* _Work to complete_
Copy out every record below with complete accuracy.

Stored items
___
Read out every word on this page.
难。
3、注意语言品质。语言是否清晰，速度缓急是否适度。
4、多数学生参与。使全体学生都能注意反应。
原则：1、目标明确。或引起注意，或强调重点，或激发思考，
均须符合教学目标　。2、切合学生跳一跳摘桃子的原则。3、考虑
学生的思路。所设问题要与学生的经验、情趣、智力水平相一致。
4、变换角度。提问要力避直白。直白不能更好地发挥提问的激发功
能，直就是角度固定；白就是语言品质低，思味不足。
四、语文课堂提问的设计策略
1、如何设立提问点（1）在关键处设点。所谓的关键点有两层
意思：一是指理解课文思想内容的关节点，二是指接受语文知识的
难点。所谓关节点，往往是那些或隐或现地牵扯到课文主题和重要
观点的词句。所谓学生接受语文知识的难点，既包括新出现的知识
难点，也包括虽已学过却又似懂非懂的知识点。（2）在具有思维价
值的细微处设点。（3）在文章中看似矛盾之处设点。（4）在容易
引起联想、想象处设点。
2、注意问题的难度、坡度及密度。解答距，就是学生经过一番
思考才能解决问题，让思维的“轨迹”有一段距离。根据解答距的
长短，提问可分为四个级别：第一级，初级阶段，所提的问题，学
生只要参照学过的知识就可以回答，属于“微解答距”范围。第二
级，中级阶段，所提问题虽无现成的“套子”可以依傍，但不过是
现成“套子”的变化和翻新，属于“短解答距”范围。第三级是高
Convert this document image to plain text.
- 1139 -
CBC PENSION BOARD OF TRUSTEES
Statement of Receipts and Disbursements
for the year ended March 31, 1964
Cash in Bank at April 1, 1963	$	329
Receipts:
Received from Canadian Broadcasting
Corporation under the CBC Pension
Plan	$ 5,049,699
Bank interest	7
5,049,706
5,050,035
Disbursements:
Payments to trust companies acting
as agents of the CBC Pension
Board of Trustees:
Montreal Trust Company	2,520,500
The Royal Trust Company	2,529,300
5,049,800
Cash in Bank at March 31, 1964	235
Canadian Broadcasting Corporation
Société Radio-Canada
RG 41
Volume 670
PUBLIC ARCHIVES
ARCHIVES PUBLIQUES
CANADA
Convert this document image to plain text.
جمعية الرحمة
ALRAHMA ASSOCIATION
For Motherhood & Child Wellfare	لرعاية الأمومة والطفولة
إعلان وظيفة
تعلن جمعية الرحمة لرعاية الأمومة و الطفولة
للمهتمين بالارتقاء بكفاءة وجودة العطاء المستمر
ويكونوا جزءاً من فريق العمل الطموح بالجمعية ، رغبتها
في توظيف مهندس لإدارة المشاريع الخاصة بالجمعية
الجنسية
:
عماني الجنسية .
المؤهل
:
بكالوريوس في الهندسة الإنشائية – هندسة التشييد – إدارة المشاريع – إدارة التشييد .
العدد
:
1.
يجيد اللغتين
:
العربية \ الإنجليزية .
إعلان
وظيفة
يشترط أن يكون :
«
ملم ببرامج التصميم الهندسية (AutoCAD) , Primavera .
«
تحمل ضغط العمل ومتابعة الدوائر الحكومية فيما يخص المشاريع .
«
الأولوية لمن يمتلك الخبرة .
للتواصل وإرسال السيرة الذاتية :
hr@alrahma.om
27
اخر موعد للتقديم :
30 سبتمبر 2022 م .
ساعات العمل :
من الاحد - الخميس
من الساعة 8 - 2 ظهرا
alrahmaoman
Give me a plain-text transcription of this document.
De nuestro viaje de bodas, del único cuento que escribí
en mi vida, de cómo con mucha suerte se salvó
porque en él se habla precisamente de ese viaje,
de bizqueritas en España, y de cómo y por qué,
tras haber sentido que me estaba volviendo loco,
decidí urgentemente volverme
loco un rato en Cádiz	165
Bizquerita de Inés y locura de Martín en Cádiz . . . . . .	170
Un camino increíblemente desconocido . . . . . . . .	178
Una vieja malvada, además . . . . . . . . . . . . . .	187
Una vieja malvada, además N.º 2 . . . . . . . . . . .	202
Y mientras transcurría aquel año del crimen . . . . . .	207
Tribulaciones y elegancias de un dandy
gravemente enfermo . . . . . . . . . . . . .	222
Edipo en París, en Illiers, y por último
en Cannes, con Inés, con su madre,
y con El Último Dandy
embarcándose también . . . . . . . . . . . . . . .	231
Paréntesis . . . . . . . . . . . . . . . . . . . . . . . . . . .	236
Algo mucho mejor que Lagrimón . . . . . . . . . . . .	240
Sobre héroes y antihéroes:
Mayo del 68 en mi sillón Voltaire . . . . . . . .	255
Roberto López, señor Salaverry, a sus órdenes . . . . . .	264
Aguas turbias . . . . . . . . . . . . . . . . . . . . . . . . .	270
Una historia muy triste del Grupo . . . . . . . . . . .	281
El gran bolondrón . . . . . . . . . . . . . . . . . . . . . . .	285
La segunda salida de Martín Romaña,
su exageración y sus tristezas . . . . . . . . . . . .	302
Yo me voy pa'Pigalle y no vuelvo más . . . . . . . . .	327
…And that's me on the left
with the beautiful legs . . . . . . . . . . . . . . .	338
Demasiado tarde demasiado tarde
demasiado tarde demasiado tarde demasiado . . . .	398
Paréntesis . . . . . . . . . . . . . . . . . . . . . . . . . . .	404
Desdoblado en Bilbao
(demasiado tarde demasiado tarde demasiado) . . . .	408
___
* _Result_
Read out every word on this page.
难。
3、注意语言品质。语言是否清晰，速度缓急是否适度。
4、多数学生参与。使全体学生都能注意反应。
原则：1、目标明确。或引起注意，或强调重点，或激发思考，
均须符合教学目标　。2、切合学生跳一跳摘桃子的原则。3、考虑
学生的思路。所设问题要与学生的经验、情趣、智力水平相一致。
4、变换角度。提问要力避直白。直白不能更好地发挥提问的激发功
能，直就是角度固定；白就是语言品质低，思味不足。
四、语文课堂提问的设计策略
1、如何设立提问点（1）在关键处设点。所谓的关键点有两层
意思：一是指理解课文思想内容的关节点，二是指接受语文知识的
难点。所谓关节点，往往是那些或隐或现地牵扯到课文主题和重要
观点的词句。所谓学生接受语文知识的难点，既包括新出现的知识
难点，也包括虽已学过却又似懂非懂的知识点。（2）在具有思维价
值的细微处设点。（3）在文章中看似矛盾之处设点。（4）在容易
引起联想、想象处设点。
2、注意问题的难度、坡度及密度。解答距，就是学生经过一番
思考才能解决问题，让思维的“轨迹”有一段距离。根据解答距的
长短，提问可分为四个级别：第一级，初级阶段，所提的问题，学
生只要参照学过的知识就可以回答，属于“微解答距”范围。第二
级，中级阶段，所提问题虽无现成的“套子”可以依傍，但不过是
现成“套子”的变化和翻新，属于“短解答距”范围。第三级是高
Convert this document image to plain text.
- 1139 -
CBC PENSION BOARD OF TRUSTEES
Statement of Receipts and Disbursements
for the year ended March 31, 1964
Cash in Bank at April 1, 1963	$	329
Receipts:
Received from Canadian Broadcasting
Corporation under the CBC Pension
Plan	$ 5,049,699
Bank interest	7
5,049,706
5,050,035
Disbursements:
Payments to trust companies acting
as agents of the CBC Pension
Board of Trustees:
Montreal Trust Company	2,520,500
The Royal Trust Company	2,529,300
5,049,800
Cash in Bank at March 31, 1964	235
Canadian Broadcasting Corporation
Société Radio-Canada
RG 41
Volume 670
PUBLIC ARCHIVES
ARCHIVES PUBLIQUES
CANADA
Convert this document image to plain text.
جمعية الرحمة
ALRAHMA ASSOCIATION
For Motherhood & Child Wellfare	لرعاية الأمومة والطفولة
إعلان وظيفة
تعلن جمعية الرحمة لرعاية الأمومة و الطفولة
للمهتمين بالارتقاء بكفاءة وجودة العطاء المستمر
ويكونوا جزءاً من فريق العمل الطموح بالجمعية ، رغبتها
في توظيف مهندس لإدارة المشاريع الخاصة بالجمعية
الجنسية
:
عماني الجنسية .
المؤهل
:
بكالوريوس في الهندسة الإنشائية – هندسة التشييد – إدارة المشاريع – إدارة التشييد .
العدد
:
1.
يجيد اللغتين
:
العربية \ الإنجليزية .
إعلان
وظيفة
يشترط أن يكون :
«
ملم ببرامج التصميم الهندسية (AutoCAD) , Primavera .
«
تحمل ضغط العمل ومتابعة الدوائر الحكومية فيما يخص المشاريع .
«
الأولوية لمن يمتلك الخبرة .
للتواصل وإرسال السيرة الذاتية :
hr@alrahma.om
27
اخر موعد للتقديم :
30 سبتمبر 2022 م .
ساعات العمل :
من الاحد - الخميس
من الساعة 8 - 2 ظهرا
alrahmaoman
Give me a plain-text transcription of this document.
De nuestro viaje de bodas, del único cuento que escribí
en mi vida, de cómo con mucha suerte se salvó
porque en él se habla precisamente de ese viaje,
de bizqueritas en España, y de cómo y por qué,
tras haber sentido que me estaba volviendo loco,
decidí urgentemente volverme
loco un rato en Cádiz	165
Bizquerita de Inés y locura de Martín en Cádiz . . . . . .	170
Un camino increíblemente desconocido . . . . . . . .	178
Una vieja malvada, además . . . . . . . . . . . . . .	187
Una vieja malvada, además N.º 2 . . . . . . . . . . .	202
Y mientras transcurría aquel año del crimen . . . . . .	207
Tribulaciones y elegancias de un dandy
gravemente enfermo . . . . . . . . . . . . .	222
Edipo en París, en Illiers, y por último
en Cannes, con Inés, con su madre,
y con El Último Dandy
embarcándose también . . . . . . . . . . . . . . .	231
Paréntesis . . . . . . . . . . . . . . . . . . . . . . . . . . .	236
Algo mucho mejor que Lagrimón . . . . . . . . . . . .	240
Sobre héroes y antihéroes:
Mayo del 68 en mi sillón Voltaire . . . . . . . .	255
Roberto López, señor Salaverry, a sus órdenes . . . . . .	264
Aguas turbias . . . . . . . . . . . . . . . . . . . . . . . . .	270
Una historia muy triste del Grupo . . . . . . . . . . .	281
El gran bolondrón . . . . . . . . . . . . . . . . . . . . . . .	285
La segunda salida de Martín Romaña,
su exageración y sus tristezas . . . . . . . . . . . .	302
Yo me voy pa'Pigalle y no vuelvo más . . . . . . . . .	327
…And that's me on the left
with the beautiful legs . . . . . . . . . . . . . . .	338
Demasiado tarde demasiado tarde
demasiado tarde demasiado tarde demasiado . . . .	398
Paréntesis . . . . . . . . . . . . . . . . . . . . . . . . . . .	404
Desdoblado en Bilbao
(demasiado tarde demasiado tarde demasiado) . . . .	408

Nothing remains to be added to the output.